[What is required]
In the copy, include every entry exactly but none of the images.

===== Given records

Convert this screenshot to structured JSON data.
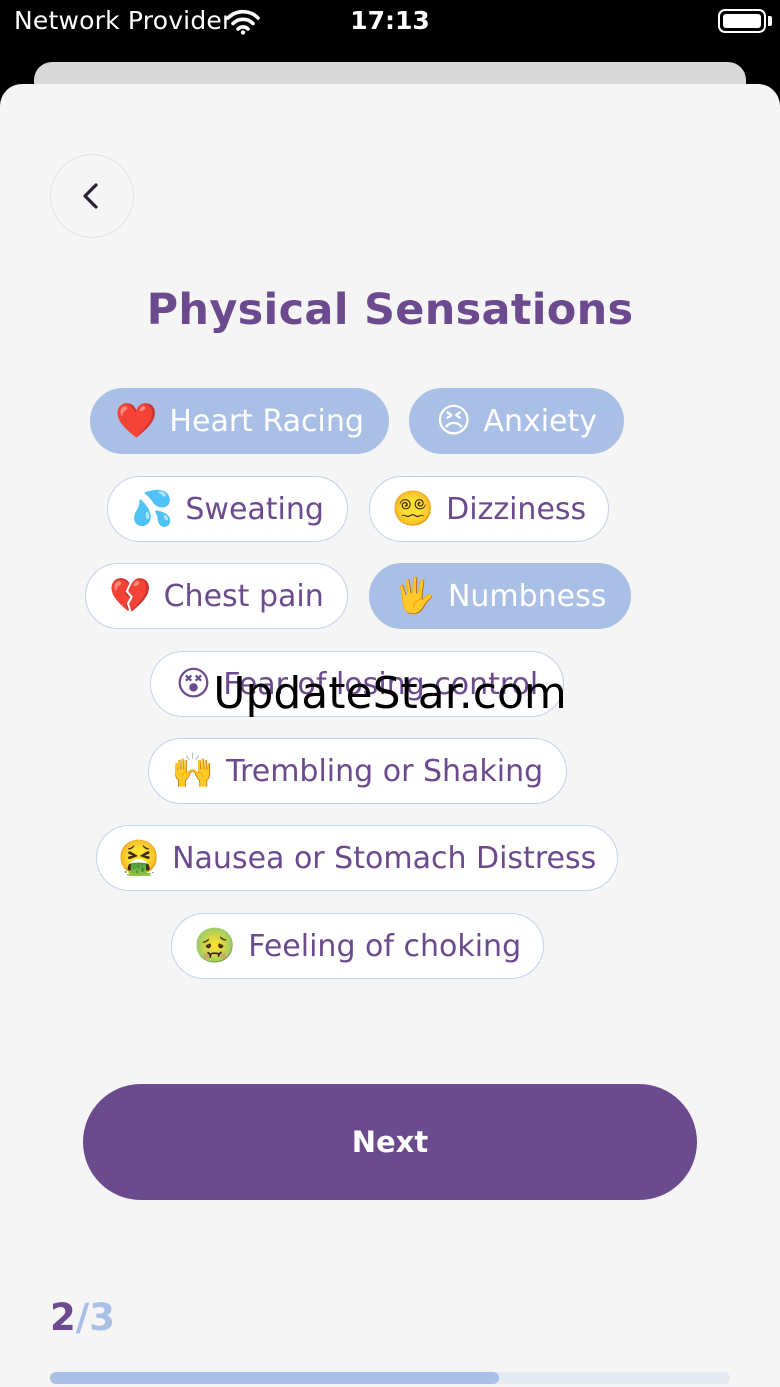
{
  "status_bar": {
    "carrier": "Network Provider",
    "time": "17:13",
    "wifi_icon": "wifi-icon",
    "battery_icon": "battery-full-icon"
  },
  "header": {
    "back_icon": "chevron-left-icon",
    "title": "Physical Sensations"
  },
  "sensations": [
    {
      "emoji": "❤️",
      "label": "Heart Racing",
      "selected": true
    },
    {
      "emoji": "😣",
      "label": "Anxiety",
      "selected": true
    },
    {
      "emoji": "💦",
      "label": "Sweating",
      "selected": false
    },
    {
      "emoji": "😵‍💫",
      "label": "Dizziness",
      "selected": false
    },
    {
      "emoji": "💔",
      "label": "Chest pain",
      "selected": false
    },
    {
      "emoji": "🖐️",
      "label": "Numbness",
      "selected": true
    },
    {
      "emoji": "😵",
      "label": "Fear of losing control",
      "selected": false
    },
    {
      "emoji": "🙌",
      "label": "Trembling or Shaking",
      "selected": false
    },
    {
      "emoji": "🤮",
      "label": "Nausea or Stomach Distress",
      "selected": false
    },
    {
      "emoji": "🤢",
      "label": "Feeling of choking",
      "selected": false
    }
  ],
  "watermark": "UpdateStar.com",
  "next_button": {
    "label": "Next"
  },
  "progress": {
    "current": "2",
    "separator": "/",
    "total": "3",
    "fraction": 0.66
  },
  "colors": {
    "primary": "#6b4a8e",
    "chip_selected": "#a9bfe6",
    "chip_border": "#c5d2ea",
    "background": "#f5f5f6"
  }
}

==========

[Written response]
Convert this screenshot to structured JSON data.
{
  "status_bar": {
    "carrier": "Network Provider",
    "time": "17:13",
    "wifi_icon": "wifi-icon",
    "battery_icon": "battery-full-icon"
  },
  "header": {
    "back_icon": "chevron-left-icon",
    "title": "Physical Sensations"
  },
  "sensations": [
    {
      "emoji": "❤️",
      "label": "Heart Racing",
      "selected": true
    },
    {
      "emoji": "😣",
      "label": "Anxiety",
      "selected": true
    },
    {
      "emoji": "💦",
      "label": "Sweating",
      "selected": false
    },
    {
      "emoji": "😵‍💫",
      "label": "Dizziness",
      "selected": false
    },
    {
      "emoji": "💔",
      "label": "Chest pain",
      "selected": false
    },
    {
      "emoji": "🖐️",
      "label": "Numbness",
      "selected": true
    },
    {
      "emoji": "😵",
      "label": "Fear of losing control",
      "selected": false
    },
    {
      "emoji": "🙌",
      "label": "Trembling or Shaking",
      "selected": false
    },
    {
      "emoji": "🤮",
      "label": "Nausea or Stomach Distress",
      "selected": false
    },
    {
      "emoji": "🤢",
      "label": "Feeling of choking",
      "selected": false
    }
  ],
  "watermark": "UpdateStar.com",
  "next_button": {
    "label": "Next"
  },
  "progress": {
    "current": "2",
    "separator": "/",
    "total": "3",
    "fraction": 0.66
  },
  "colors": {
    "primary": "#6b4a8e",
    "chip_selected": "#a9bfe6",
    "chip_border": "#c5d2ea",
    "background": "#f5f5f6"
  }
}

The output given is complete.